== Tasks to carry out ==
1. Reproduce the stretch of the Mietkiewicz article from "Mietkiewicz, principal of" through "she tells AdvocateDaily.com.".
2. Answer these questions from the article on Cathi Mietkiewicz:
(a) In what month did she go out on her own?
(b) What career did she build before coming to the law?
(c) Which law school accepted her?
3. Extend the article on corporate lawyer Cathi Mietkiewicz, picking up after its final sentence.

== Selected passage ==

•••

Corporate

Mietkiewicz partners with clients for best results

By AdvocateDaily.com Staff

Starting her own firm has given Burlington corporate lawyer Cathi Mietkiewicz a confidence boost.

Mietkiewicz, principal of Mietkiewicz Law, liked to think she had built some collegial relationships with clients in the health sector during almost a decade of legal practice at law firms both big and small, but she got a chance to put that to the test when she went out on her own in June.

“Once you've built something, there’s always a bit of trepidation where you wonder if people will come, but I’ve been pleasantly surprised by how many clients have reached out, either to congratulate me or because they needed something done,” she tells AdvocateDaily.com.

In fact, the first calls started rolling in even earlier than she’d hoped.

“I didn’t even have my bank account in place yet when one of them asked me to do something urgently,” Mietkiewicz says. “It has been really reassuring to get the chance to continue looking after clients from before, or new ones referred to you by those people — that’s the highest compliment someone can pay you.”

But the transition to sole practice isn’t the first time she has made a successful career switch. Mietkiewicz actually came to the law relatively late, after building a career as an optician, including a six-year stint as the president of the College of Opticians of Ontario.

That role with the profession’s regulatory body gave Mietkiewicz a taste for governance and policy issues and helped convince her she would be well-suited to legal work. So she sat the LSAT and was accepted to Osgoode Hall Law School. The approval of her father was an added bonus.

•••

Page segmentation data
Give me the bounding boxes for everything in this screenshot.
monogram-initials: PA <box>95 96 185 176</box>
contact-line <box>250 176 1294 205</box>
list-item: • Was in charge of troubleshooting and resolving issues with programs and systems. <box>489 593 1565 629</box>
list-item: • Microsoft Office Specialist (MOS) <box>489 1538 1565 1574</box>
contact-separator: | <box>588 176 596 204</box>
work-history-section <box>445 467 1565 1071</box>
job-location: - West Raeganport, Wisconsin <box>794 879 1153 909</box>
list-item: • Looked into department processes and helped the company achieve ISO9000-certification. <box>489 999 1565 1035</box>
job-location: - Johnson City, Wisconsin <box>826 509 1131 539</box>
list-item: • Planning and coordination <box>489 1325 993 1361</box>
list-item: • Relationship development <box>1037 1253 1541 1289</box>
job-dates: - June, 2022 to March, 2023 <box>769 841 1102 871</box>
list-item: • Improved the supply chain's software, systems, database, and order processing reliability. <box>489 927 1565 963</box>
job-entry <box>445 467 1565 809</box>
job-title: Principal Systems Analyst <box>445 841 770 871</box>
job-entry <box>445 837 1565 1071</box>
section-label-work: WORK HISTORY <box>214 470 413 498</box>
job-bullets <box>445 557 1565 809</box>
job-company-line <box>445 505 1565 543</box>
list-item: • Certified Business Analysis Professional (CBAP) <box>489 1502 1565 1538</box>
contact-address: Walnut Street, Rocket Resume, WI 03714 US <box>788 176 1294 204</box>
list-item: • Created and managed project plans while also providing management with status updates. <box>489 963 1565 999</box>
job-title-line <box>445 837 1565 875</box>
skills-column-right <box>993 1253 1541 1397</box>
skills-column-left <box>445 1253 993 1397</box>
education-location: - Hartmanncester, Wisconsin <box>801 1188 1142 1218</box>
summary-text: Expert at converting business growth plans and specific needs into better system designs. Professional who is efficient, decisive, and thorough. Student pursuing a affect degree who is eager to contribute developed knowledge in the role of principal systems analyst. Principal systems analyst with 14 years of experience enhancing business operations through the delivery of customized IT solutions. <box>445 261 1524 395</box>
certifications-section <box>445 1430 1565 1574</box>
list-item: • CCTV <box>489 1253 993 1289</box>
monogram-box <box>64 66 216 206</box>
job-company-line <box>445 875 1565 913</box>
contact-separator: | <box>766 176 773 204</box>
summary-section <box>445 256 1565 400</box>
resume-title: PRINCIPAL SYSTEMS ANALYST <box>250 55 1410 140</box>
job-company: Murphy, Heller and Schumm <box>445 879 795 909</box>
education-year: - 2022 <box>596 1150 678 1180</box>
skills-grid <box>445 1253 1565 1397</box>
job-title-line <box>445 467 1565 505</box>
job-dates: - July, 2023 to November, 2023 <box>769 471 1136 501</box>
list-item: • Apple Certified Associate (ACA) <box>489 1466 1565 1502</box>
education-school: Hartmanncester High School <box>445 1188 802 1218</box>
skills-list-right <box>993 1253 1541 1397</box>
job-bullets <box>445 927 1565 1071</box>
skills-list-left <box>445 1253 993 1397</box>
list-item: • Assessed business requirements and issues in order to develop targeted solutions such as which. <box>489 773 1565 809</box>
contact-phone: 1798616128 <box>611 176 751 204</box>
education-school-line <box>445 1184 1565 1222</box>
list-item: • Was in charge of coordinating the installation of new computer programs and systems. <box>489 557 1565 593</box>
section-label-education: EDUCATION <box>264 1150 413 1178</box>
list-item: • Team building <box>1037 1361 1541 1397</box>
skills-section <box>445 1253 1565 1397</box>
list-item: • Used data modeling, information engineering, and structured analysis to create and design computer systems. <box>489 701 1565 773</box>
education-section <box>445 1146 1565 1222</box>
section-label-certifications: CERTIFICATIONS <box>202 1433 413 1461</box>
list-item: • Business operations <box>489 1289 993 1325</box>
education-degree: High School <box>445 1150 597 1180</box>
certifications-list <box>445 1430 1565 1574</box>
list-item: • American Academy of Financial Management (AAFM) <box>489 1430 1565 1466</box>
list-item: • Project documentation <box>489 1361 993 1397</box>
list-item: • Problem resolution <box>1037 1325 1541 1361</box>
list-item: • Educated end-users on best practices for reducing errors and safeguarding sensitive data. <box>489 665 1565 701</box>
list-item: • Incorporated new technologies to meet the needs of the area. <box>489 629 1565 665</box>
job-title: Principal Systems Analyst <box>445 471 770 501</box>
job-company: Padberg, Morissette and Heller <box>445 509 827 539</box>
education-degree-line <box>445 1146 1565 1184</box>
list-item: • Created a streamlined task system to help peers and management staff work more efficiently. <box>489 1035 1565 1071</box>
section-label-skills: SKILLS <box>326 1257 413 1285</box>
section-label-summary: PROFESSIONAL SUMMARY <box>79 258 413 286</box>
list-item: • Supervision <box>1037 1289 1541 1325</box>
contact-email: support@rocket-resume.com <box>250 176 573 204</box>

•••

== Exercise responses ==
1.
Mietkiewicz, principal of Mietkiewicz Law, liked to think she had built some collegial relationships with clients in the health sector during almost a decade of legal practice at law firms both big and small, but she got a chance to put that to the test when she went out on her own in June.

“Once you've built something, there’s always a bit of trepidation where you wonder if people will come, but I’ve been pleasantly surprised by how many clients have reached out, either to congratulate me or because they needed something done,” she tells AdvocateDaily.com.

2.
(a) June
(b) Optician
(c) Osgoode Hall Law School

3.
“He always thought I should be a lawyer anyway, so it was better late than never for him,” she says.

Although initially attracted to the role of a litigator, Mietkiewicz found during articling that, in practice, her calling was corporate work.

She took up a position in the health law group of a major Bay Street firm after her call to the bar and later moved to a smaller firm before starting her own, where she advises regulators, associations and other not-for-profits on their governance, government relations, bylaws, policies, contracts and much more.

Mietkiewicz says her style is heavily influenced by her experience wearing the very same shoes as many of her clients back in her pre-law days.

“I’ve been on the receiving end of legal advice, so I know how frustrating it can be when you’re told ‘it depends,’ or ‘maybe,’” she says.

As a result, Mietkiewicz tries to keep her advice as practical and straightforward as possible.

“They don’t want a 15-page memo explaining all the jurisprudence that brought you to your conclusion,” she says. “Of course, it’s important to have done that background research, but I like to give them the bottom line, with some insight into the 'why.' If they want more detail, I can give it.”

To foster the feeling of partnership with a client, Mietkiewicz likes to present her advice as a set of options.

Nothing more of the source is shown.